Host firewall scenario:

Host process (identity=HOST_ID) → Container
    ↓
    Need to check: Can host egress to this container?
    ↓
    Tail call to bpf_host policy program
    ↓
    After policy check, return here to continue

Why this complexity?

  • Host firewall policies are in bpf_host program
  • Container policies are in bpf_lxc program
  • This coordination allows both to be enforced

Protocol Dispatch

    switch (proto) {
#if defined(ENABLE_ARP_PASSTHROUGH) || defined(ENABLE_ARP_RESPONDER)
    case bpf_htons(ETH_P_ARP):
        ret = CTX_ACT_OK;  // Let kernel handle ARP
        break;
#endif

ARP handling: Usually passthrough for ingress (container doesn't respond to ARP).

#ifdef ENABLE_IPV6
    case bpf_htons(ETH_P_IPV6):
        sec_label = SECLABEL_IPV6;
        ctx_store_meta(ctx, CB_SRC_LABEL, identity);
        ret = tail_call_internal(ctx, CILIUM_CALL_IPV6_CT_INGRESS, &ext_err);
        break;
#endif

IPv6 path: Store source identity in metadata and jump to CT.

#ifdef ENABLE_IPV4
    case bpf_htons(ETH_P_IP):
        sec_label = SECLABEL_IPV4;
        ctx_store_meta(ctx, CB_SRC_LABEL, identity);
        ret = tail_call_internal(ctx, CILIUM_CALL_IPV4_CT_INGRESS, &ext_err);
        break;
#endif

IPv4 path: Same pattern - store identity and tail call.

TASK —
Reproduce the text above on host firewall tail calls and protocol dispatch in full, with every character and line unchanged.

GIVEN INFORMATION —
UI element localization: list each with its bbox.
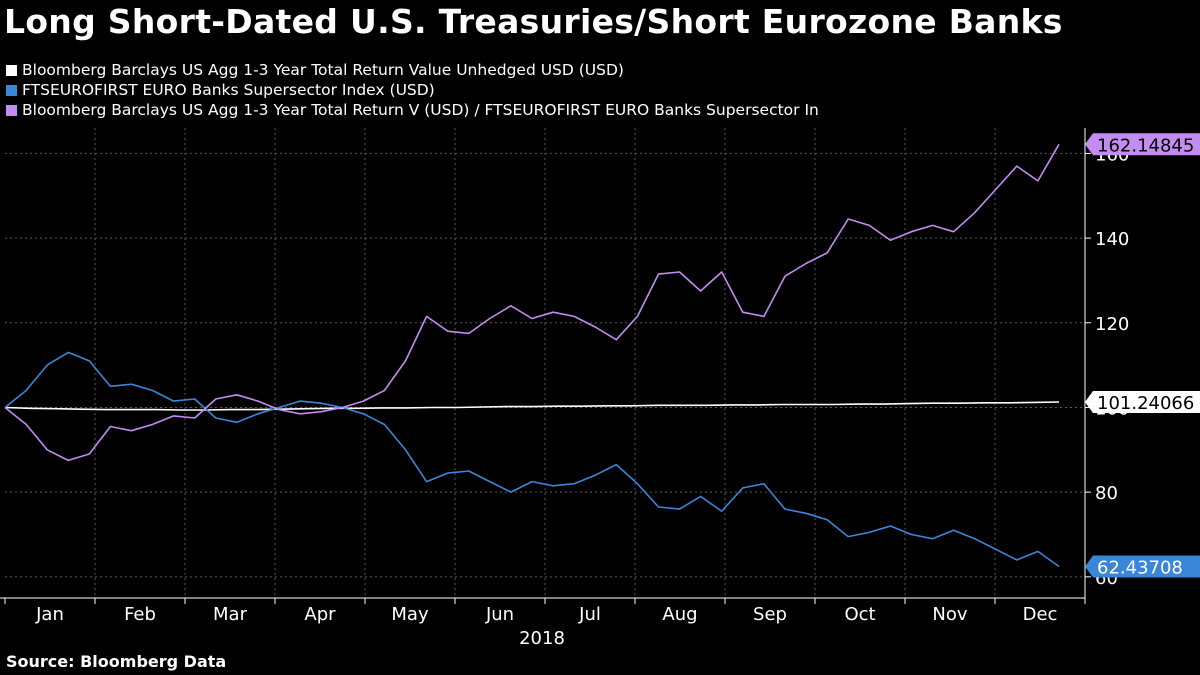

OUTPUT FOR THIS TASK —
Host firewall scenario:

Host process (identity=HOST_ID) → Container
    ↓
    Need to check: Can host egress to this container?
    ↓
    Tail call to bpf_host policy program
    ↓
    After policy check, return here to continue

Why this complexity?

  • Host firewall policies are in bpf_host program
  • Container policies are in bpf_lxc program
  • This coordination allows both to be enforced

Protocol Dispatch

    switch (proto) {
#if defined(ENABLE_ARP_PASSTHROUGH) || defined(ENABLE_ARP_RESPONDER)
    case bpf_htons(ETH_P_ARP):
        ret = CTX_ACT_OK;  // Let kernel handle ARP
        break;
#endif

ARP handling: Usually passthrough for ingress (container doesn't respond to ARP).

#ifdef ENABLE_IPV6
    case bpf_htons(ETH_P_IPV6):
        sec_label = SECLABEL_IPV6;
        ctx_store_meta(ctx, CB_SRC_LABEL, identity);
        ret = tail_call_internal(ctx, CILIUM_CALL_IPV6_CT_INGRESS, &ext_err);
        break;
#endif

IPv6 path: Store source identity in metadata and jump to CT.

#ifdef ENABLE_IPV4
    case bpf_htons(ETH_P_IP):
        sec_label = SECLABEL_IPV4;
        ctx_store_meta(ctx, CB_SRC_LABEL, identity);
        ret = tail_call_internal(ctx, CILIUM_CALL_IPV4_CT_INGRESS, &ext_err);
        break;
#endif

IPv4 path: Same pattern - store identity and tail call.